# [Set exercise]
Every record should be written out exactly, please.

++++ Information supplied

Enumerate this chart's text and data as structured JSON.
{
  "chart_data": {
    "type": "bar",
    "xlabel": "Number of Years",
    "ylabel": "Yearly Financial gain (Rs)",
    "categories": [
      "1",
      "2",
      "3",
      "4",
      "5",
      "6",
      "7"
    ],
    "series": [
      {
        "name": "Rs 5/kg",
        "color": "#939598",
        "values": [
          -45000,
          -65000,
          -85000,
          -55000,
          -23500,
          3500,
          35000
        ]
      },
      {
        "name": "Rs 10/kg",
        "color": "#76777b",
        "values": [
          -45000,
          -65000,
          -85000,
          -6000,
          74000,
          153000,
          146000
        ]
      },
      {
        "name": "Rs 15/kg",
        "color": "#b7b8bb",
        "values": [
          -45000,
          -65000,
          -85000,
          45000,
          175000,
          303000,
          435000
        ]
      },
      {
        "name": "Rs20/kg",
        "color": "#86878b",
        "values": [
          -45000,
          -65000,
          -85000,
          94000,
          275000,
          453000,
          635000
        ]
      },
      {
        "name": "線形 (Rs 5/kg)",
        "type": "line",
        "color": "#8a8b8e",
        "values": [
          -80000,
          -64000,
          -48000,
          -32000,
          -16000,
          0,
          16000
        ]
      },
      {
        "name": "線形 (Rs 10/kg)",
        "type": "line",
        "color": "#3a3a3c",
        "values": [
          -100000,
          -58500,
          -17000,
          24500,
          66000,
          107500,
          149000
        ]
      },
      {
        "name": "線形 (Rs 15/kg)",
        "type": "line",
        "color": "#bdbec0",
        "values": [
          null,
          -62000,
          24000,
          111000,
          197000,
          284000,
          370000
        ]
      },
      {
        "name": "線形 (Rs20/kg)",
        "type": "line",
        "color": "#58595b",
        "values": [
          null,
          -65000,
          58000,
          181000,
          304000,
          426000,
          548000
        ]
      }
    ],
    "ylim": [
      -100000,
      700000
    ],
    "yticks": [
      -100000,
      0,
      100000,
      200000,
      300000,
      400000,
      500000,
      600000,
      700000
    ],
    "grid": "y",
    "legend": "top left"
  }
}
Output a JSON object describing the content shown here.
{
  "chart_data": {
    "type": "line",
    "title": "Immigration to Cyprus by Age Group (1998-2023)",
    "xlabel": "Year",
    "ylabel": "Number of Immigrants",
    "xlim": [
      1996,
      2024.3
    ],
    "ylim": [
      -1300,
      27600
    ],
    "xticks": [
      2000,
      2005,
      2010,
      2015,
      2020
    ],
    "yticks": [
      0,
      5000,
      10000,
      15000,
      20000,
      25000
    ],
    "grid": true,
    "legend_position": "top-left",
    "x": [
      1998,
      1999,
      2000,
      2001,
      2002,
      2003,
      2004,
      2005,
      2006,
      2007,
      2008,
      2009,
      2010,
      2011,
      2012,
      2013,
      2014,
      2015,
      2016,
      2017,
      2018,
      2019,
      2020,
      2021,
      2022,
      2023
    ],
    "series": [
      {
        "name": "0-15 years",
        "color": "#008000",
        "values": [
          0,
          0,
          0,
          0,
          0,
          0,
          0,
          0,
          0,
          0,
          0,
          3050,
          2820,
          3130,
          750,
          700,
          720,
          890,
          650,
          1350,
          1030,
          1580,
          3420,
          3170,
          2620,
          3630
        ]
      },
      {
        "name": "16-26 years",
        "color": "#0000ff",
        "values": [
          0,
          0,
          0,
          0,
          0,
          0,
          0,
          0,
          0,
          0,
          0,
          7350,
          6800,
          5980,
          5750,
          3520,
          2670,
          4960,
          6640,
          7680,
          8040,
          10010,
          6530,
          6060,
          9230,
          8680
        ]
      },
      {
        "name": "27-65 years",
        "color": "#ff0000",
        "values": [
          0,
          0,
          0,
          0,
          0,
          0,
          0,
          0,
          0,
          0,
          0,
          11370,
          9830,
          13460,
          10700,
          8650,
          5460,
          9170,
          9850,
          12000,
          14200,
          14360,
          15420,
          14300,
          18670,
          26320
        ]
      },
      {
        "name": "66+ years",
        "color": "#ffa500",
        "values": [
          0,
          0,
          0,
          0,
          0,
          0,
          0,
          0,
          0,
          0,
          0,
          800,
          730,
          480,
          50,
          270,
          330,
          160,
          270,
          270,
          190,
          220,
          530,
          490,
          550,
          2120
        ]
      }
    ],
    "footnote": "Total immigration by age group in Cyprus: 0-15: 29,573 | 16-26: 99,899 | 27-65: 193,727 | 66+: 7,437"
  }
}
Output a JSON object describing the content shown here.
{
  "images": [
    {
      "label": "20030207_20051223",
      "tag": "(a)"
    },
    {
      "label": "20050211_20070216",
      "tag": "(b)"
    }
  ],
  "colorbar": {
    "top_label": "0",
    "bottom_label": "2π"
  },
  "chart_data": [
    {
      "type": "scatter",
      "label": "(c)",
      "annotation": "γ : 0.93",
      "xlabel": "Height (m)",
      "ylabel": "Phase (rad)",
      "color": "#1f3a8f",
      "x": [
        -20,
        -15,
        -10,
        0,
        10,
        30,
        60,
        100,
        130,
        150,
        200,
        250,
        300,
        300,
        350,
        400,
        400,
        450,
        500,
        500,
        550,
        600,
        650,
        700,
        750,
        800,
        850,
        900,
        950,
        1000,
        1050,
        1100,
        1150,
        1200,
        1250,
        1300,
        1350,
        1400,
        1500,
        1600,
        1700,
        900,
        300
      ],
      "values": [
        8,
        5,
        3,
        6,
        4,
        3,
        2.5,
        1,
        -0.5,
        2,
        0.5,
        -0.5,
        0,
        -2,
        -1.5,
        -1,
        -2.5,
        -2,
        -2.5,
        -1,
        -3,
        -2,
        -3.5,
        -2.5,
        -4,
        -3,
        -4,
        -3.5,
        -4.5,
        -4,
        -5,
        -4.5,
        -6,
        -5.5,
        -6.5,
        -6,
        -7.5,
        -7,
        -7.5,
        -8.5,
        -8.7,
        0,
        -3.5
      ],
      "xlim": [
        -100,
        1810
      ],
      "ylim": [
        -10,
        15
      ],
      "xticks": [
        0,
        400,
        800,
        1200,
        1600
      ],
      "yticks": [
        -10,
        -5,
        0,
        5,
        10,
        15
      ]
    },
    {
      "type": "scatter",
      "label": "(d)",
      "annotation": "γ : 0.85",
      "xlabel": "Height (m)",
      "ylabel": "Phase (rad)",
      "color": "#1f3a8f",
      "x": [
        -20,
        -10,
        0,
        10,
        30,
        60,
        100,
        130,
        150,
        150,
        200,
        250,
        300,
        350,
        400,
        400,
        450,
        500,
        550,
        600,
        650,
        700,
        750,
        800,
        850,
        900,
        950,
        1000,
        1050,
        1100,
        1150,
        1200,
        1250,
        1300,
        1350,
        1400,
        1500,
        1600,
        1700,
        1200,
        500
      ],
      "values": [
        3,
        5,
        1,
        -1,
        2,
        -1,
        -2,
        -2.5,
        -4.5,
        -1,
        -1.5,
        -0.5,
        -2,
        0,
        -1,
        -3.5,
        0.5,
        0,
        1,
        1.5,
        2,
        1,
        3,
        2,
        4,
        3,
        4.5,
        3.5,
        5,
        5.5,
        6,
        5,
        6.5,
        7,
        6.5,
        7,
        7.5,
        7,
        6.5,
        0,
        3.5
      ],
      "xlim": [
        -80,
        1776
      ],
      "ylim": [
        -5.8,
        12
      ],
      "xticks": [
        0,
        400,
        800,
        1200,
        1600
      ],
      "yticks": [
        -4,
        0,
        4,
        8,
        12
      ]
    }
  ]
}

++++++++

# [Complete output]
Enumerate this chart's text and data as structured JSON.
{
  "chart_data": {
    "type": "bar",
    "xlabel": "Number of Years",
    "ylabel": "Yearly Financial gain (Rs)",
    "categories": [
      "1",
      "2",
      "3",
      "4",
      "5",
      "6",
      "7"
    ],
    "series": [
      {
        "name": "Rs 5/kg",
        "color": "#939598",
        "values": [
          -45000,
          -65000,
          -85000,
          -55000,
          -23500,
          3500,
          35000
        ]
      },
      {
        "name": "Rs 10/kg",
        "color": "#76777b",
        "values": [
          -45000,
          -65000,
          -85000,
          -6000,
          74000,
          153000,
          146000
        ]
      },
      {
        "name": "Rs 15/kg",
        "color": "#b7b8bb",
        "values": [
          -45000,
          -65000,
          -85000,
          45000,
          175000,
          303000,
          435000
        ]
      },
      {
        "name": "Rs20/kg",
        "color": "#86878b",
        "values": [
          -45000,
          -65000,
          -85000,
          94000,
          275000,
          453000,
          635000
        ]
      },
      {
        "name": "線形 (Rs 5/kg)",
        "type": "line",
        "color": "#8a8b8e",
        "values": [
          -80000,
          -64000,
          -48000,
          -32000,
          -16000,
          0,
          16000
        ]
      },
      {
        "name": "線形 (Rs 10/kg)",
        "type": "line",
        "color": "#3a3a3c",
        "values": [
          -100000,
          -58500,
          -17000,
          24500,
          66000,
          107500,
          149000
        ]
      },
      {
        "name": "線形 (Rs 15/kg)",
        "type": "line",
        "color": "#bdbec0",
        "values": [
          null,
          -62000,
          24000,
          111000,
          197000,
          284000,
          370000
        ]
      },
      {
        "name": "線形 (Rs20/kg)",
        "type": "line",
        "color": "#58595b",
        "values": [
          null,
          -65000,
          58000,
          181000,
          304000,
          426000,
          548000
        ]
      }
    ],
    "ylim": [
      -100000,
      700000
    ],
    "yticks": [
      -100000,
      0,
      100000,
      200000,
      300000,
      400000,
      500000,
      600000,
      700000
    ],
    "grid": "y",
    "legend": "top left"
  }
}
Output a JSON object describing the content shown here.
{
  "chart_data": {
    "type": "line",
    "title": "Immigration to Cyprus by Age Group (1998-2023)",
    "xlabel": "Year",
    "ylabel": "Number of Immigrants",
    "xlim": [
      1996,
      2024.3
    ],
    "ylim": [
      -1300,
      27600
    ],
    "xticks": [
      2000,
      2005,
      2010,
      2015,
      2020
    ],
    "yticks": [
      0,
      5000,
      10000,
      15000,
      20000,
      25000
    ],
    "grid": true,
    "legend_position": "top-left",
    "x": [
      1998,
      1999,
      2000,
      2001,
      2002,
      2003,
      2004,
      2005,
      2006,
      2007,
      2008,
      2009,
      2010,
      2011,
      2012,
      2013,
      2014,
      2015,
      2016,
      2017,
      2018,
      2019,
      2020,
      2021,
      2022,
      2023
    ],
    "series": [
      {
        "name": "0-15 years",
        "color": "#008000",
        "values": [
          0,
          0,
          0,
          0,
          0,
          0,
          0,
          0,
          0,
          0,
          0,
          3050,
          2820,
          3130,
          750,
          700,
          720,
          890,
          650,
          1350,
          1030,
          1580,
          3420,
          3170,
          2620,
          3630
        ]
      },
      {
        "name": "16-26 years",
        "color": "#0000ff",
        "values": [
          0,
          0,
          0,
          0,
          0,
          0,
          0,
          0,
          0,
          0,
          0,
          7350,
          6800,
          5980,
          5750,
          3520,
          2670,
          4960,
          6640,
          7680,
          8040,
          10010,
          6530,
          6060,
          9230,
          8680
        ]
      },
      {
        "name": "27-65 years",
        "color": "#ff0000",
        "values": [
          0,
          0,
          0,
          0,
          0,
          0,
          0,
          0,
          0,
          0,
          0,
          11370,
          9830,
          13460,
          10700,
          8650,
          5460,
          9170,
          9850,
          12000,
          14200,
          14360,
          15420,
          14300,
          18670,
          26320
        ]
      },
      {
        "name": "66+ years",
        "color": "#ffa500",
        "values": [
          0,
          0,
          0,
          0,
          0,
          0,
          0,
          0,
          0,
          0,
          0,
          800,
          730,
          480,
          50,
          270,
          330,
          160,
          270,
          270,
          190,
          220,
          530,
          490,
          550,
          2120
        ]
      }
    ],
    "footnote": "Total immigration by age group in Cyprus: 0-15: 29,573 | 16-26: 99,899 | 27-65: 193,727 | 66+: 7,437"
  }
}
Output a JSON object describing the content shown here.
{
  "images": [
    {
      "label": "20030207_20051223",
      "tag": "(a)"
    },
    {
      "label": "20050211_20070216",
      "tag": "(b)"
    }
  ],
  "colorbar": {
    "top_label": "0",
    "bottom_label": "2π"
  },
  "chart_data": [
    {
      "type": "scatter",
      "label": "(c)",
      "annotation": "γ : 0.93",
      "xlabel": "Height (m)",
      "ylabel": "Phase (rad)",
      "color": "#1f3a8f",
      "x": [
        -20,
        -15,
        -10,
        0,
        10,
        30,
        60,
        100,
        130,
        150,
        200,
        250,
        300,
        300,
        350,
        400,
        400,
        450,
        500,
        500,
        550,
        600,
        650,
        700,
        750,
        800,
        850,
        900,
        950,
        1000,
        1050,
        1100,
        1150,
        1200,
        1250,
        1300,
        1350,
        1400,
        1500,
        1600,
        1700,
        900,
        300
      ],
      "values": [
        8,
        5,
        3,
        6,
        4,
        3,
        2.5,
        1,
        -0.5,
        2,
        0.5,
        -0.5,
        0,
        -2,
        -1.5,
        -1,
        -2.5,
        -2,
        -2.5,
        -1,
        -3,
        -2,
        -3.5,
        -2.5,
        -4,
        -3,
        -4,
        -3.5,
        -4.5,
        -4,
        -5,
        -4.5,
        -6,
        -5.5,
        -6.5,
        -6,
        -7.5,
        -7,
        -7.5,
        -8.5,
        -8.7,
        0,
        -3.5
      ],
      "xlim": [
        -100,
        1810
      ],
      "ylim": [
        -10,
        15
      ],
      "xticks": [
        0,
        400,
        800,
        1200,
        1600
      ],
      "yticks": [
        -10,
        -5,
        0,
        5,
        10,
        15
      ]
    },
    {
      "type": "scatter",
      "label": "(d)",
      "annotation": "γ : 0.85",
      "xlabel": "Height (m)",
      "ylabel": "Phase (rad)",
      "color": "#1f3a8f",
      "x": [
        -20,
        -10,
        0,
        10,
        30,
        60,
        100,
        130,
        150,
        150,
        200,
        250,
        300,
        350,
        400,
        400,
        450,
        500,
        550,
        600,
        650,
        700,
        750,
        800,
        850,
        900,
        950,
        1000,
        1050,
        1100,
        1150,
        1200,
        1250,
        1300,
        1350,
        1400,
        1500,
        1600,
        1700,
        1200,
        500
      ],
      "values": [
        3,
        5,
        1,
        -1,
        2,
        -1,
        -2,
        -2.5,
        -4.5,
        -1,
        -1.5,
        -0.5,
        -2,
        0,
        -1,
        -3.5,
        0.5,
        0,
        1,
        1.5,
        2,
        1,
        3,
        2,
        4,
        3,
        4.5,
        3.5,
        5,
        5.5,
        6,
        5,
        6.5,
        7,
        6.5,
        7,
        7.5,
        7,
        6.5,
        0,
        3.5
      ],
      "xlim": [
        -80,
        1776
      ],
      "ylim": [
        -5.8,
        12
      ],
      "xticks": [
        0,
        400,
        800,
        1200,
        1600
      ],
      "yticks": [
        -4,
        0,
        4,
        8,
        12
      ]
    }
  ]
}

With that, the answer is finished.